--- Start of Material supplied ---

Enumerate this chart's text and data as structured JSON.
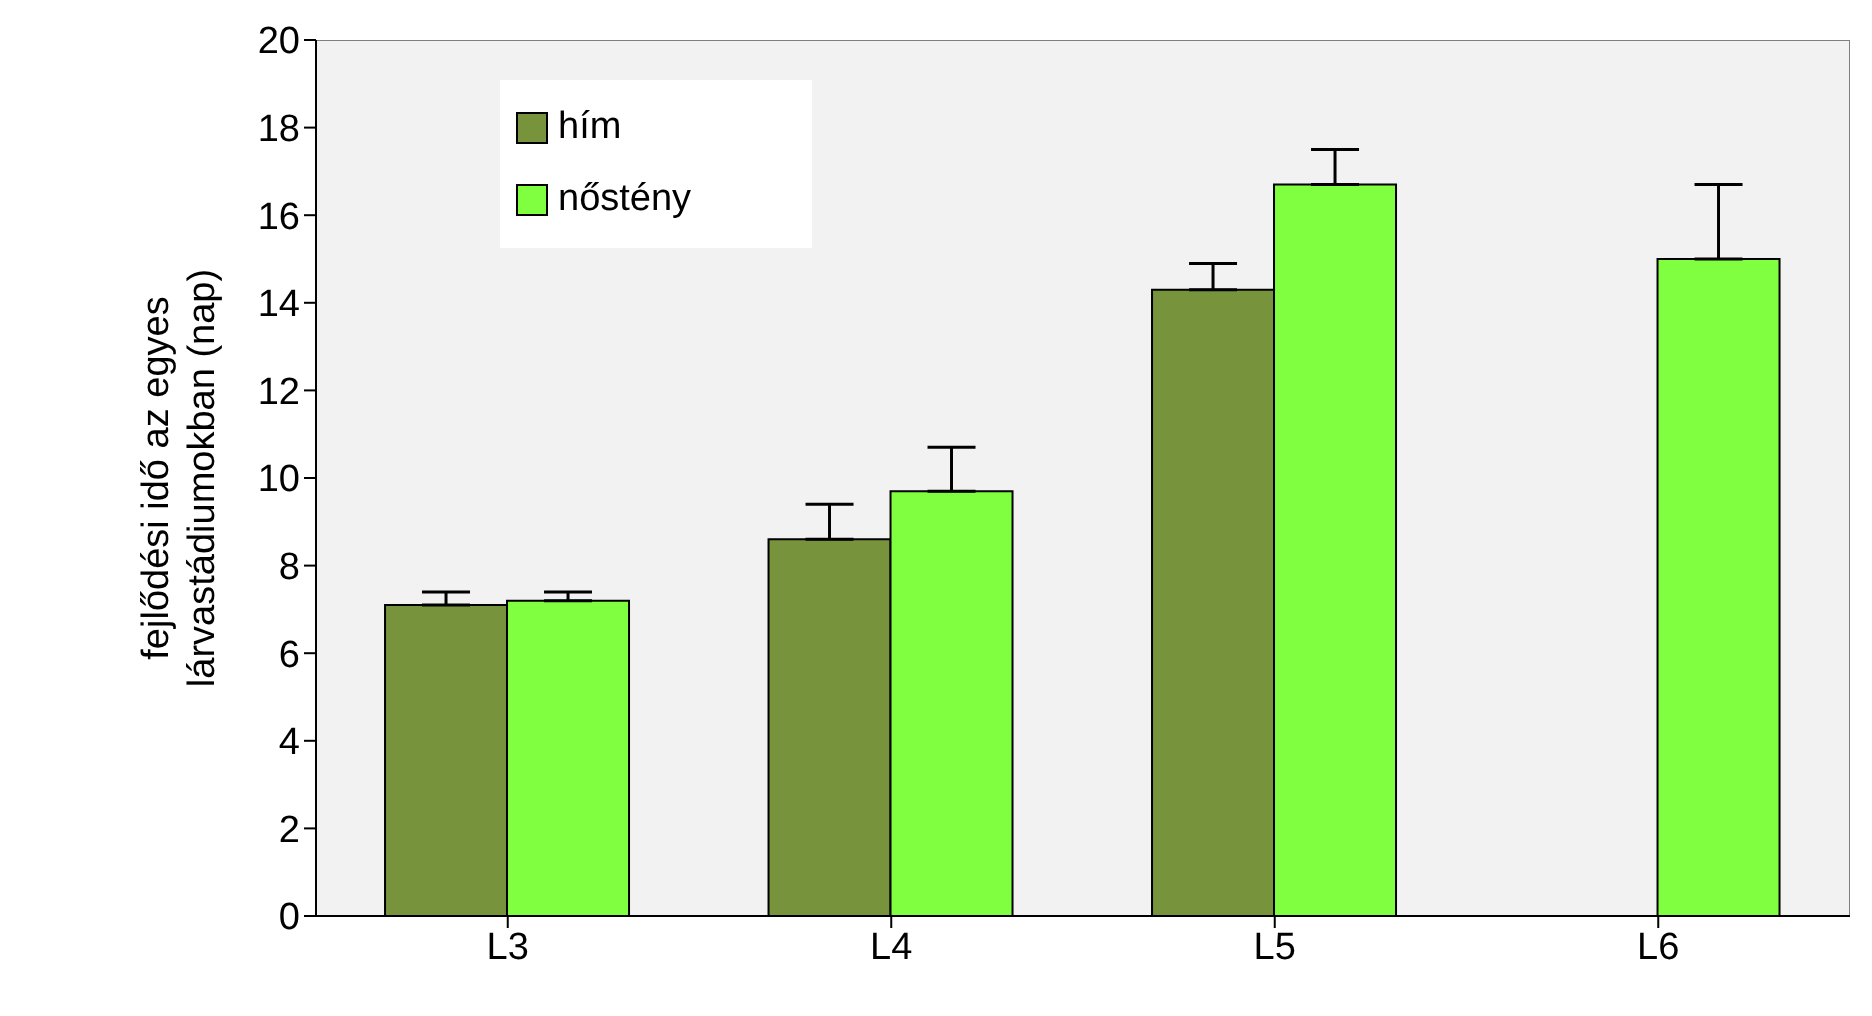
{
  "chart_data": {
    "type": "bar",
    "ylabel": "fejlődési idő az egyes\nlárvastádiumokban (nap)",
    "categories": [
      "L3",
      "L4",
      "L5",
      "L6"
    ],
    "series": [
      {
        "name": "hím",
        "color": "#77933c",
        "values": [
          7.1,
          8.6,
          14.3,
          null
        ],
        "errors": [
          [
            7.1,
            7.4
          ],
          [
            8.6,
            9.4
          ],
          [
            14.3,
            14.9
          ],
          null
        ]
      },
      {
        "name": "nőstény",
        "color": "#80ff40",
        "values": [
          7.2,
          9.7,
          16.7,
          15.0
        ],
        "errors": [
          [
            7.2,
            7.4
          ],
          [
            9.7,
            10.7
          ],
          [
            16.7,
            17.5
          ],
          [
            15.0,
            16.7
          ]
        ]
      }
    ],
    "ylim": [
      0,
      20
    ],
    "yticks": [
      0,
      2,
      4,
      6,
      8,
      10,
      12,
      14,
      16,
      18,
      20
    ],
    "legend": "top left"
  }
}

--- End of Material supplied ---

Work required: Leave images out of the retyped records; keep all else exact.

The answer:
Enumerate this chart's text and data as structured JSON.
{
  "chart_data": {
    "type": "bar",
    "ylabel": "fejlődési idő az egyes\nlárvastádiumokban (nap)",
    "categories": [
      "L3",
      "L4",
      "L5",
      "L6"
    ],
    "series": [
      {
        "name": "hím",
        "color": "#77933c",
        "values": [
          7.1,
          8.6,
          14.3,
          null
        ],
        "errors": [
          [
            7.1,
            7.4
          ],
          [
            8.6,
            9.4
          ],
          [
            14.3,
            14.9
          ],
          null
        ]
      },
      {
        "name": "nőstény",
        "color": "#80ff40",
        "values": [
          7.2,
          9.7,
          16.7,
          15.0
        ],
        "errors": [
          [
            7.2,
            7.4
          ],
          [
            9.7,
            10.7
          ],
          [
            16.7,
            17.5
          ],
          [
            15.0,
            16.7
          ]
        ]
      }
    ],
    "ylim": [
      0,
      20
    ],
    "yticks": [
      0,
      2,
      4,
      6,
      8,
      10,
      12,
      14,
      16,
      18,
      20
    ],
    "legend": "top left"
  }
}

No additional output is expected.